GOAL:
Retype the full set of records. Keep every character identical.

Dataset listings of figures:

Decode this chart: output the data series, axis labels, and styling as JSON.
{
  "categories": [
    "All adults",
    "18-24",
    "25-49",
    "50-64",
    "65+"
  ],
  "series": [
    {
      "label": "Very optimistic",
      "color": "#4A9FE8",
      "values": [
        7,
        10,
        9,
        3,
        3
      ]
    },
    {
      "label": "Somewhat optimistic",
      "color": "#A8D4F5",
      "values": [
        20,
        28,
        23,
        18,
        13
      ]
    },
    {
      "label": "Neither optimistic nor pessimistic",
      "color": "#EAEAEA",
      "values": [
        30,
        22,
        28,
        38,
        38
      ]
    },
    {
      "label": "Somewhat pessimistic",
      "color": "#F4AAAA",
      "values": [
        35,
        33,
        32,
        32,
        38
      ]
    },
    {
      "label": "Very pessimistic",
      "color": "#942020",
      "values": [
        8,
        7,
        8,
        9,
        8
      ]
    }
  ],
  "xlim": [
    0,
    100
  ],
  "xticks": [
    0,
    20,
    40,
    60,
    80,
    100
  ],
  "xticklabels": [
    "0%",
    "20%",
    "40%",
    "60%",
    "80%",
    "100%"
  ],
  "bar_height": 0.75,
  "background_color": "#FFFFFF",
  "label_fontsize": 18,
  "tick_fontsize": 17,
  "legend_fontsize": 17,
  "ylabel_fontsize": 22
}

EXERCISE RESULT:
Decode this chart: output the data series, axis labels, and styling as JSON.
{
  "categories": [
    "All adults",
    "18-24",
    "25-49",
    "50-64",
    "65+"
  ],
  "series": [
    {
      "label": "Very optimistic",
      "color": "#4A9FE8",
      "values": [
        7,
        10,
        9,
        3,
        3
      ]
    },
    {
      "label": "Somewhat optimistic",
      "color": "#A8D4F5",
      "values": [
        20,
        28,
        23,
        18,
        13
      ]
    },
    {
      "label": "Neither optimistic nor pessimistic",
      "color": "#EAEAEA",
      "values": [
        30,
        22,
        28,
        38,
        38
      ]
    },
    {
      "label": "Somewhat pessimistic",
      "color": "#F4AAAA",
      "values": [
        35,
        33,
        32,
        32,
        38
      ]
    },
    {
      "label": "Very pessimistic",
      "color": "#942020",
      "values": [
        8,
        7,
        8,
        9,
        8
      ]
    }
  ],
  "xlim": [
    0,
    100
  ],
  "xticks": [
    0,
    20,
    40,
    60,
    80,
    100
  ],
  "xticklabels": [
    "0%",
    "20%",
    "40%",
    "60%",
    "80%",
    "100%"
  ],
  "bar_height": 0.75,
  "background_color": "#FFFFFF",
  "label_fontsize": 18,
  "tick_fontsize": 17,
  "legend_fontsize": 17,
  "ylabel_fontsize": 22
}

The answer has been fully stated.